━━━━━ Exercise material ━━━━━

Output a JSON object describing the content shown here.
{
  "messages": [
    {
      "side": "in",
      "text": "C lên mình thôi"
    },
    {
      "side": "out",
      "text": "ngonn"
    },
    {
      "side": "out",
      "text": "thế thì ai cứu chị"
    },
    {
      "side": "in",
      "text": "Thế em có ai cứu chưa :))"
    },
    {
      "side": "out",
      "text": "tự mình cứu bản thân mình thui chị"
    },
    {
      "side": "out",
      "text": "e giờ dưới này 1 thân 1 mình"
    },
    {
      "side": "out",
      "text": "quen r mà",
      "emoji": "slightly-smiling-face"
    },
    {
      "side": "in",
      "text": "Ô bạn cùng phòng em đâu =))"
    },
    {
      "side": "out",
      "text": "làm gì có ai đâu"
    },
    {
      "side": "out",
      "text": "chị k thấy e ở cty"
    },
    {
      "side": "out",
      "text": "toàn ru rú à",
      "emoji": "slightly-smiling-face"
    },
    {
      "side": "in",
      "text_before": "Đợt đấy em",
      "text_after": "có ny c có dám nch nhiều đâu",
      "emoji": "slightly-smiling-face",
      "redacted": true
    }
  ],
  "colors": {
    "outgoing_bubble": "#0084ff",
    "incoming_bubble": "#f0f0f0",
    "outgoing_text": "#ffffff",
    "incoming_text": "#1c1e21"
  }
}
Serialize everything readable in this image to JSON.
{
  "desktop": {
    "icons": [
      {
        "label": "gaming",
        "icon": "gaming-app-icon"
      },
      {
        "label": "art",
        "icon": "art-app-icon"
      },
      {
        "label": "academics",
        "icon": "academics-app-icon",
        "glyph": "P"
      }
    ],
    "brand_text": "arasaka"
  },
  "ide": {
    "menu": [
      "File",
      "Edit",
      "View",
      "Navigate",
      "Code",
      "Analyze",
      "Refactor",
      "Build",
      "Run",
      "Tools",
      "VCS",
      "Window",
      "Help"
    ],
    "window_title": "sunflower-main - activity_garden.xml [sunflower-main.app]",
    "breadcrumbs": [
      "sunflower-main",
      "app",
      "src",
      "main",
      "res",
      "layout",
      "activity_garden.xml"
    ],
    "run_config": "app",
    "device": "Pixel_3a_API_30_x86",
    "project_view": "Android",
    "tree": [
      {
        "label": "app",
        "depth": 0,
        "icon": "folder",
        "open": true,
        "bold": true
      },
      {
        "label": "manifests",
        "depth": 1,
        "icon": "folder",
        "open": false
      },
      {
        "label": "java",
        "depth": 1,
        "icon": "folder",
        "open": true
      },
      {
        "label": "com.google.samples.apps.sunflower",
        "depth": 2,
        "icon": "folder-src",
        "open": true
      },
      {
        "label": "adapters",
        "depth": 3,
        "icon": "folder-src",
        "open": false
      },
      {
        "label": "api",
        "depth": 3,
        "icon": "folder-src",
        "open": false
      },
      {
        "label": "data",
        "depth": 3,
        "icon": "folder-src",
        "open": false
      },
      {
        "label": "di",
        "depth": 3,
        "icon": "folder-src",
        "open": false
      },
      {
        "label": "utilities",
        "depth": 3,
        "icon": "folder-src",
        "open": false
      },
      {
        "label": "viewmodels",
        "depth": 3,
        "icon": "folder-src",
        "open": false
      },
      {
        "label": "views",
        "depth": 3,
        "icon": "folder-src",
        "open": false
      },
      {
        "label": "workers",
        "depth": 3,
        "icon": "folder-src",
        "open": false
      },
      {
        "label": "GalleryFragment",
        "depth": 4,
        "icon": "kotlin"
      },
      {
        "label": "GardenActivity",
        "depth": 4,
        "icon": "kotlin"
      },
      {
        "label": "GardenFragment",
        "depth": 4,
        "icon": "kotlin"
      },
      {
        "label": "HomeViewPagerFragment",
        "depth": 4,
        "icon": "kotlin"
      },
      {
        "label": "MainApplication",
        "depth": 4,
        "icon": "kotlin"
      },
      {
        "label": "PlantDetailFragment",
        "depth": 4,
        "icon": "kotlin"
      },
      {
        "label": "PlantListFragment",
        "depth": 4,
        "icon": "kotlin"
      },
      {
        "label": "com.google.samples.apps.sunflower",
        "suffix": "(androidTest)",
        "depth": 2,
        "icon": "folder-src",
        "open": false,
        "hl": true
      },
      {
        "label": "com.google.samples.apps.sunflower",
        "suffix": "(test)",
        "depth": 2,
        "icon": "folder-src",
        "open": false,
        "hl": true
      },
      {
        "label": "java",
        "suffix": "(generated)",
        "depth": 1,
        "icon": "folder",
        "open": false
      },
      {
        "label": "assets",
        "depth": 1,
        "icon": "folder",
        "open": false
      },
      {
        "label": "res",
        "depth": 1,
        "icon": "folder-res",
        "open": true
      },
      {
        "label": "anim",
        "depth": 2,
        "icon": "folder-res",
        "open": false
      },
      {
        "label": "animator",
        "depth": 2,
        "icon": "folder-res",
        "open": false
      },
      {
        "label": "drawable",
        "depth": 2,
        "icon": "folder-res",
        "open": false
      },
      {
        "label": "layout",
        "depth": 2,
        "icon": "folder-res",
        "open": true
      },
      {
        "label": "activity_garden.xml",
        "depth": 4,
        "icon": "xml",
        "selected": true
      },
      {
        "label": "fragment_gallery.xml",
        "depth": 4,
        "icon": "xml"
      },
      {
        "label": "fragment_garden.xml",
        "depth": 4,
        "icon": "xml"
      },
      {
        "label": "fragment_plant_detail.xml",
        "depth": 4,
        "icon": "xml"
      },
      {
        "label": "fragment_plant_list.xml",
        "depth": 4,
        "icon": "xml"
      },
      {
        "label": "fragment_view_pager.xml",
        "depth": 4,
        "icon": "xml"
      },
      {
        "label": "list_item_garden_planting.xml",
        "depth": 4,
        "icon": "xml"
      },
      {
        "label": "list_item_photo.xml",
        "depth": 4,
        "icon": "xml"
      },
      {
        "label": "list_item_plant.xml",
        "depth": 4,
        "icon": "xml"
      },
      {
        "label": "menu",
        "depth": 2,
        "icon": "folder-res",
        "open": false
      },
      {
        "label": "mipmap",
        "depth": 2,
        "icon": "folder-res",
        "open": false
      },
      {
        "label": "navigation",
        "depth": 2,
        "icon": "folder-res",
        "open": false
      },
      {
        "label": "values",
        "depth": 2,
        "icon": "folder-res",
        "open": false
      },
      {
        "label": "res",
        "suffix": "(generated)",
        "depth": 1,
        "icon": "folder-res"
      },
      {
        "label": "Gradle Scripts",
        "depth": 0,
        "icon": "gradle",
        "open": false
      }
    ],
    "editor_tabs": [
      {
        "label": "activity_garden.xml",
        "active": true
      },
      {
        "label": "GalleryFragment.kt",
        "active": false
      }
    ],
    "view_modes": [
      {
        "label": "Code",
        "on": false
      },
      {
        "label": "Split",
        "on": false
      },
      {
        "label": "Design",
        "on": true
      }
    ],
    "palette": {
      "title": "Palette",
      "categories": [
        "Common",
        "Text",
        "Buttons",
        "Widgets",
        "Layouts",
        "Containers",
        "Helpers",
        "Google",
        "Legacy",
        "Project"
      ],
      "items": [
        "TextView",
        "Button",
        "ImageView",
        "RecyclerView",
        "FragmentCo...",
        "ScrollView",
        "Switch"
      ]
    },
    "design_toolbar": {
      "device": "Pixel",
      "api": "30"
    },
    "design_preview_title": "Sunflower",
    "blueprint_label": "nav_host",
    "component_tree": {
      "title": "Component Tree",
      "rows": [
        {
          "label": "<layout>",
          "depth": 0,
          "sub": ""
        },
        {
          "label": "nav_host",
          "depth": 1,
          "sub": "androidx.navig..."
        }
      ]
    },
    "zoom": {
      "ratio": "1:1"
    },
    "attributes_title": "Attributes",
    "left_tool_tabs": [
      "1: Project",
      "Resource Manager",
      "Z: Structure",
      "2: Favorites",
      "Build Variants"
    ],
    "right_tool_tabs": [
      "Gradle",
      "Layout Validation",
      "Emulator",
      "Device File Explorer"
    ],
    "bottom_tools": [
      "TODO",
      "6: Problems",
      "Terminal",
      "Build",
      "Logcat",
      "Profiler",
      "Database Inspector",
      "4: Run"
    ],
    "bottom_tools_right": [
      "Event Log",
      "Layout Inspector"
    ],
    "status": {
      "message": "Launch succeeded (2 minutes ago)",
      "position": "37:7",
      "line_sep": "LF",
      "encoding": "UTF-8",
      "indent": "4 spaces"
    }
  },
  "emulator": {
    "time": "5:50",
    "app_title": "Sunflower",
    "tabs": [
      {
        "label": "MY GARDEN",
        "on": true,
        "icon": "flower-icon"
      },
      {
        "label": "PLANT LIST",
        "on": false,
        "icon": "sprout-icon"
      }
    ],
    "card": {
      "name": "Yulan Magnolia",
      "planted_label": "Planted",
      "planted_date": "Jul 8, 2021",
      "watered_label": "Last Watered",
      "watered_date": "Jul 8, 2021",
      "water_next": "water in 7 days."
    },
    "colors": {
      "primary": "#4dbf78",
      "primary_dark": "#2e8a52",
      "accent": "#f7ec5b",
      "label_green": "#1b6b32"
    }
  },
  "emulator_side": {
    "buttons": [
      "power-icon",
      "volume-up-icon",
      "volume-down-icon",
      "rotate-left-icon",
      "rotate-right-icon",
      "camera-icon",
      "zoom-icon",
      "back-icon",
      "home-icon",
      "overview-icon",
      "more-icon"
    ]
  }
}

━━━━━

> _What you need to do_:
Search the records above for "Inspector". Copy each line where it is found.

> _Result for this task_:
      "Database Inspector",
      "Layout Inspector"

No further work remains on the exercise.